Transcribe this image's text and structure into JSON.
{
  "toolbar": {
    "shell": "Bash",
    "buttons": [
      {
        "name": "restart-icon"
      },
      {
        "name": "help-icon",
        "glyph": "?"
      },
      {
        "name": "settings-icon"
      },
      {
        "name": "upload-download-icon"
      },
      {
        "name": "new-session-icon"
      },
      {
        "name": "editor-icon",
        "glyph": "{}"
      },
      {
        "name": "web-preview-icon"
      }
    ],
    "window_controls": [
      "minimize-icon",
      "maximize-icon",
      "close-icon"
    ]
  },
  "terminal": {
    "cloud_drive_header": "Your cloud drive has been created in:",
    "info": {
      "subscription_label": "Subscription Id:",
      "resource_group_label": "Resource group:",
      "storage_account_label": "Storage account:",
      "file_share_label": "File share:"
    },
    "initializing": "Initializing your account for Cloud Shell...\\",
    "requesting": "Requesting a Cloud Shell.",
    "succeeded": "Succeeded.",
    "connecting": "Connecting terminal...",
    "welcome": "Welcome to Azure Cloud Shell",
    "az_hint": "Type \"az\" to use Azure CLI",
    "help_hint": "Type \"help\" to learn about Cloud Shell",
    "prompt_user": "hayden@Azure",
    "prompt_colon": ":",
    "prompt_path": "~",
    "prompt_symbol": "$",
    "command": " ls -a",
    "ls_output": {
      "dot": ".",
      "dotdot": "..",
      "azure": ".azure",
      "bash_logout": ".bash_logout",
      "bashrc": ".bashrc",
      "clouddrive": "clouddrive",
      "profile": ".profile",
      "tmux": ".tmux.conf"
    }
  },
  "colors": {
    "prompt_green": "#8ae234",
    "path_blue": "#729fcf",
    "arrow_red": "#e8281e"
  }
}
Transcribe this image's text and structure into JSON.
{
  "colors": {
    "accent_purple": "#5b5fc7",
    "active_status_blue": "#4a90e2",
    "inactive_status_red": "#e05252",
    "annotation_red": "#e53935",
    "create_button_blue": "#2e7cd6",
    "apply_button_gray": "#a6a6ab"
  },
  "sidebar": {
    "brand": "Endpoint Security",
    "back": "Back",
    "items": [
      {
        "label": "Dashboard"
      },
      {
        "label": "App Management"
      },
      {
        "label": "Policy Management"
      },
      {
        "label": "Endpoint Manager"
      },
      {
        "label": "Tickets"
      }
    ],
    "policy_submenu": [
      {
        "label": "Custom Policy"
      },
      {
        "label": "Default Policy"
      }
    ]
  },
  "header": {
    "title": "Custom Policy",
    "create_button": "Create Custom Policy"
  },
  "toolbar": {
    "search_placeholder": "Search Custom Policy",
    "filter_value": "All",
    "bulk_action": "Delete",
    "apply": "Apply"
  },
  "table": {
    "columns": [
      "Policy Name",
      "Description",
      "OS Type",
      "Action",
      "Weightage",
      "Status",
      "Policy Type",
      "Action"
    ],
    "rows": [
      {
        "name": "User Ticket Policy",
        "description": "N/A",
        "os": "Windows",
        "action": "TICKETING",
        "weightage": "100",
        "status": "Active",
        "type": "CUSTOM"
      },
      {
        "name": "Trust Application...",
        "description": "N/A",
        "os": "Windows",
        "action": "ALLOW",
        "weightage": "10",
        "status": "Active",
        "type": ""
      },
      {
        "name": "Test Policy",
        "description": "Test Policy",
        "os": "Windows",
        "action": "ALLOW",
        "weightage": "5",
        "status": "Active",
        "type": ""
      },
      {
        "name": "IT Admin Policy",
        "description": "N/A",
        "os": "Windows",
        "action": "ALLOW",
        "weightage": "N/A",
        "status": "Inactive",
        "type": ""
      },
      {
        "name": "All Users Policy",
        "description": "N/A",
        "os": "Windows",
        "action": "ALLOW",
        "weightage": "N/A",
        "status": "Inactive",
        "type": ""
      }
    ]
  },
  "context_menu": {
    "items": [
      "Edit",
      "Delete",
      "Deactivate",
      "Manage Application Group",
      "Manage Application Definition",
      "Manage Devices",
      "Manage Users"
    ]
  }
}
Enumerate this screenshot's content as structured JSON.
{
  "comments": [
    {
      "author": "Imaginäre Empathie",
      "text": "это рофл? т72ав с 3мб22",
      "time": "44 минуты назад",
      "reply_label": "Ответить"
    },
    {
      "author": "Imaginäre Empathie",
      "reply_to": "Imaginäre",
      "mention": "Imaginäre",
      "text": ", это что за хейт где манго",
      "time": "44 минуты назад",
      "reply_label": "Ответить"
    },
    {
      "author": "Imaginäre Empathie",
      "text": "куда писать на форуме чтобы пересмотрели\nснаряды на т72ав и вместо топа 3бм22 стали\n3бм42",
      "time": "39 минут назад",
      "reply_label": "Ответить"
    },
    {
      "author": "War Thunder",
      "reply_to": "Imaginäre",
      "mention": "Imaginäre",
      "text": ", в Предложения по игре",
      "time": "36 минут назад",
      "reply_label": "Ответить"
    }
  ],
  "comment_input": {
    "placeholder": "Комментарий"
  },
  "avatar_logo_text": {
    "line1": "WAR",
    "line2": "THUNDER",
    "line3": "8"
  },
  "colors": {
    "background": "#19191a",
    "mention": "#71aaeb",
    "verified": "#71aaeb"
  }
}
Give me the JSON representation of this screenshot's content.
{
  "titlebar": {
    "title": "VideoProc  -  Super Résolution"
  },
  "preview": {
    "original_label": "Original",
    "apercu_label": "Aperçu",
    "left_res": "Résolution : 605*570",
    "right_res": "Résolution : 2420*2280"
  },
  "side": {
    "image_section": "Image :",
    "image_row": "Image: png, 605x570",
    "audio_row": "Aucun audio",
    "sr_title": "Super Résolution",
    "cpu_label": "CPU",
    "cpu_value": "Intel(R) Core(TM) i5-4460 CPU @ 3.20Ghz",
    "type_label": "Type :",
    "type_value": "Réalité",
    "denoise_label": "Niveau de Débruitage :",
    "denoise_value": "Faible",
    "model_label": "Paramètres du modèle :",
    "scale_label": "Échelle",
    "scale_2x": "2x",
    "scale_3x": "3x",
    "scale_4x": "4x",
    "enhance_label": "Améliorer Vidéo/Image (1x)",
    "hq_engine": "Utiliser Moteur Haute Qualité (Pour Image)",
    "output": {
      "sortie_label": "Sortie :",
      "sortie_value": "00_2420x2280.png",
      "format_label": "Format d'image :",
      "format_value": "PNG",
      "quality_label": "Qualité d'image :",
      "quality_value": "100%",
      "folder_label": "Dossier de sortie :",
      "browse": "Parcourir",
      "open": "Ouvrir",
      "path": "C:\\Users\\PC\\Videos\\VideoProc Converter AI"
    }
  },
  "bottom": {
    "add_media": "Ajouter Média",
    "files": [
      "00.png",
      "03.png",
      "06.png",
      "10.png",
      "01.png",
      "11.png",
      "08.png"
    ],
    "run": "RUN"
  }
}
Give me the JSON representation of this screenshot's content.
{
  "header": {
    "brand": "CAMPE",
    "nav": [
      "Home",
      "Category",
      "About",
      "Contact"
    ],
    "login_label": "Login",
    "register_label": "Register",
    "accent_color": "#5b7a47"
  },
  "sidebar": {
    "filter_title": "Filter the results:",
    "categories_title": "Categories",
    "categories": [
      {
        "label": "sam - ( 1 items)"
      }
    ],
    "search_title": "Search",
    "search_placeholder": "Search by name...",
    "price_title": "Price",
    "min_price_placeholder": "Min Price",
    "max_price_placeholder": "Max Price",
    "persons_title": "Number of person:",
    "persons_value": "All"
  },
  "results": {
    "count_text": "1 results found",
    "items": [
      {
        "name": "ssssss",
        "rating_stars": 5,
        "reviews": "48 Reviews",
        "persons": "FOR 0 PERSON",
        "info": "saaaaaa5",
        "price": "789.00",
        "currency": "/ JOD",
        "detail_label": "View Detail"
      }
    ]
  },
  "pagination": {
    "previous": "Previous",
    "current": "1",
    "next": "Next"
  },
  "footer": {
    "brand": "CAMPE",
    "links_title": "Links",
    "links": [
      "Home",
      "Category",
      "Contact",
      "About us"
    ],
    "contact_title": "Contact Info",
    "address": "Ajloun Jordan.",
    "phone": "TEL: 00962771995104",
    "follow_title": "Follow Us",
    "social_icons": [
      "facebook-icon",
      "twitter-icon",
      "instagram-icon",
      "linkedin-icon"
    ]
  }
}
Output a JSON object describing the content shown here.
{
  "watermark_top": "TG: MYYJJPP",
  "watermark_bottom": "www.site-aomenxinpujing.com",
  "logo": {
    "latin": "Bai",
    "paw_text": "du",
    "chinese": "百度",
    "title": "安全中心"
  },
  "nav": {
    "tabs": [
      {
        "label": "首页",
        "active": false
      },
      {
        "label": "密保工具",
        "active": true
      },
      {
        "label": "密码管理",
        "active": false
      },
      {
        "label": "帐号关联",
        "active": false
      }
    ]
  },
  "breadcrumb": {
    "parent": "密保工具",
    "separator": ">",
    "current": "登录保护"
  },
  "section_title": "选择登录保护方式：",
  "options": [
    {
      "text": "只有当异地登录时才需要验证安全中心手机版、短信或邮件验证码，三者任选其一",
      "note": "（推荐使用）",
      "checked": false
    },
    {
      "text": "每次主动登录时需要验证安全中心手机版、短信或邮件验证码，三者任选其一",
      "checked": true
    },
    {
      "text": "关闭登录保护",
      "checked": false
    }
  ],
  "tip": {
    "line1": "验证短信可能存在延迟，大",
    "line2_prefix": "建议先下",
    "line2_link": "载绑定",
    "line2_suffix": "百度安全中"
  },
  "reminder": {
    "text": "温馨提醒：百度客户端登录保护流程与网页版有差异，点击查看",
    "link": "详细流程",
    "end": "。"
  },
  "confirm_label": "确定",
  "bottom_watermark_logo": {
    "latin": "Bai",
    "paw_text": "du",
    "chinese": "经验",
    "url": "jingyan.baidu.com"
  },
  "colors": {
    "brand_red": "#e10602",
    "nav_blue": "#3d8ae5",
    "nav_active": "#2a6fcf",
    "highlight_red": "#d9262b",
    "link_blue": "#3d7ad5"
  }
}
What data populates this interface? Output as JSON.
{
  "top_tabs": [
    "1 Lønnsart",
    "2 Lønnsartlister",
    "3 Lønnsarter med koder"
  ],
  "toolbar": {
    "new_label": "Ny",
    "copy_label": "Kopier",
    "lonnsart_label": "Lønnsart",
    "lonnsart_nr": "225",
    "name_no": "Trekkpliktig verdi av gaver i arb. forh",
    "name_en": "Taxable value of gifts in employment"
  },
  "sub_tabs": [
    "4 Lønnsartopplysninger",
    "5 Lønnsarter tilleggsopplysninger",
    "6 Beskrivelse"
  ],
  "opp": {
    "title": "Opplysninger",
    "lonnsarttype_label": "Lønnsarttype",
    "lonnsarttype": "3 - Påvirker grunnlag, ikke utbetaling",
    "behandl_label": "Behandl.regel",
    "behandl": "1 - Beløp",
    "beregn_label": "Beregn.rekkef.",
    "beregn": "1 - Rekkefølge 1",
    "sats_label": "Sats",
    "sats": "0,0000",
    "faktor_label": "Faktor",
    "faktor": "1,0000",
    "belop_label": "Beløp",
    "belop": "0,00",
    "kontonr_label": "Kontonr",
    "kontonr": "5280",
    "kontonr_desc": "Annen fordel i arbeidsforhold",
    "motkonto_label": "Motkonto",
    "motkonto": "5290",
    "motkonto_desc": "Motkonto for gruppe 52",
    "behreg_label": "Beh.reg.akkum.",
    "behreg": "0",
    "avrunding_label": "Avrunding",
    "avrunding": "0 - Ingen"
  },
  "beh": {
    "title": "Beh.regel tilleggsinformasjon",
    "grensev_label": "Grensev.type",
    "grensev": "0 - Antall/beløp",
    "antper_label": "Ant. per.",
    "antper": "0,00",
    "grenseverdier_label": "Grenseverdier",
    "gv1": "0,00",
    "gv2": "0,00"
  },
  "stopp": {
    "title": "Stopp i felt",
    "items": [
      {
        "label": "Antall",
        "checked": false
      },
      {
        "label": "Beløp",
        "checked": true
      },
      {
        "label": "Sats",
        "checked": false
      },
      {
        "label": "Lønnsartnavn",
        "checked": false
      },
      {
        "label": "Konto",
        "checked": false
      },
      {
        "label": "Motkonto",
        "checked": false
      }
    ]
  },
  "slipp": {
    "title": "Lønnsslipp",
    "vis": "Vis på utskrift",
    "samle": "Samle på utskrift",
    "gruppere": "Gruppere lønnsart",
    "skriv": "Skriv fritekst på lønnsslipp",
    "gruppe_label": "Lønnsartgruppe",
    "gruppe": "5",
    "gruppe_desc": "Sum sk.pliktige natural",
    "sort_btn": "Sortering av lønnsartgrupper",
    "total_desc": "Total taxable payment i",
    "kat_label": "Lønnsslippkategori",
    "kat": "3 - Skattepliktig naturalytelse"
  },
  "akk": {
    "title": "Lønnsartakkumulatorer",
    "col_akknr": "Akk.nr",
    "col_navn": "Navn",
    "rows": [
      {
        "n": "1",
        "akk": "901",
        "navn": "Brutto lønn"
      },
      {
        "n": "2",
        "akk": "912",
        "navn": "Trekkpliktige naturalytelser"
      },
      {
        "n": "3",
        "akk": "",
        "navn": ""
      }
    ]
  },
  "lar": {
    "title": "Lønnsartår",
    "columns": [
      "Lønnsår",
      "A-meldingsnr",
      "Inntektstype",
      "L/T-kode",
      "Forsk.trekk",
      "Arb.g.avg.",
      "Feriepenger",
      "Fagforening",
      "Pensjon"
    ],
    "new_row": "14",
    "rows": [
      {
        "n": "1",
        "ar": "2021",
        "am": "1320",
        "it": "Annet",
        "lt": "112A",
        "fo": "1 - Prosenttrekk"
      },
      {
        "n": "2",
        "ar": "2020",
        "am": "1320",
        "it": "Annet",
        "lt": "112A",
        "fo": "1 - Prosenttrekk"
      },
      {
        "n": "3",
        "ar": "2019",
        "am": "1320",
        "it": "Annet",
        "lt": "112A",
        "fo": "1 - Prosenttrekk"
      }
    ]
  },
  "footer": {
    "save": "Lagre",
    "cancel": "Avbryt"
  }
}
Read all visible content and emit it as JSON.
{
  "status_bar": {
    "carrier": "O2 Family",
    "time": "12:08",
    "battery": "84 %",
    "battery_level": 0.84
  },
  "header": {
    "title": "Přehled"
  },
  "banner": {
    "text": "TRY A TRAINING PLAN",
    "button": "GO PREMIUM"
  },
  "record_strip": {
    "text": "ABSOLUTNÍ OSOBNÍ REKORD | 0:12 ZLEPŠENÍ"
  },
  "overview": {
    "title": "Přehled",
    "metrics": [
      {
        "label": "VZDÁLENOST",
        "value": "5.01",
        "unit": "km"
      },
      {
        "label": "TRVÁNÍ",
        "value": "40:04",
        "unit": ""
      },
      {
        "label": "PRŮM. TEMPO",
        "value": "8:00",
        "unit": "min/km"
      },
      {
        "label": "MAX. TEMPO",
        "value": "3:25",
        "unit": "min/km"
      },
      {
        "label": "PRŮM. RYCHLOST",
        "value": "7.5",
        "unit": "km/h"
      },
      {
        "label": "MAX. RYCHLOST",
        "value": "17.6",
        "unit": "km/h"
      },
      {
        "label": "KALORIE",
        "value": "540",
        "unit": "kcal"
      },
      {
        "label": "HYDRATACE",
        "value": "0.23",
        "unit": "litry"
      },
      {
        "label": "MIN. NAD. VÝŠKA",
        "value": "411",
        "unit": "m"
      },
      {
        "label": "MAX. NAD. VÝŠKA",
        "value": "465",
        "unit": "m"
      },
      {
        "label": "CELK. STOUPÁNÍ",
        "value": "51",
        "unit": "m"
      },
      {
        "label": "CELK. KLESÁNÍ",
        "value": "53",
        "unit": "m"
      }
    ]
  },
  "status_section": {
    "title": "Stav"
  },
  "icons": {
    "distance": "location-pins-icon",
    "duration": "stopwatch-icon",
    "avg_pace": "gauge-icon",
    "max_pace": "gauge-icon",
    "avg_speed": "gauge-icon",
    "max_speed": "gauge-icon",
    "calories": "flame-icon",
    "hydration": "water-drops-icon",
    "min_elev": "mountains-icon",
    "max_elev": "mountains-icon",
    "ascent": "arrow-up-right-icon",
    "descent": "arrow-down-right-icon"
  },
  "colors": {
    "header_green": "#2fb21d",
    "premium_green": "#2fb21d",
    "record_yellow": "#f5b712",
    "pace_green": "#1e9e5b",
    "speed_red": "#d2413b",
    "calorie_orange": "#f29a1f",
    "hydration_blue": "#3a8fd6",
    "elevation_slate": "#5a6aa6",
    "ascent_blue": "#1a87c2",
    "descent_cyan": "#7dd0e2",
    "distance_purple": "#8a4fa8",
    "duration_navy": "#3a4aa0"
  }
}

=======

-- STATED TASK --
Which lines of the data above contain "短信或邮件验证码"? Copy each one.

-- EXERCISE SOLUTION --
      "text": "只有当异地登录时才需要验证安全中心手机版、短信或邮件验证码，三者任选其一",
      "text": "每次主动登录时需要验证安全中心手机版、短信或邮件验证码，三者任选其一",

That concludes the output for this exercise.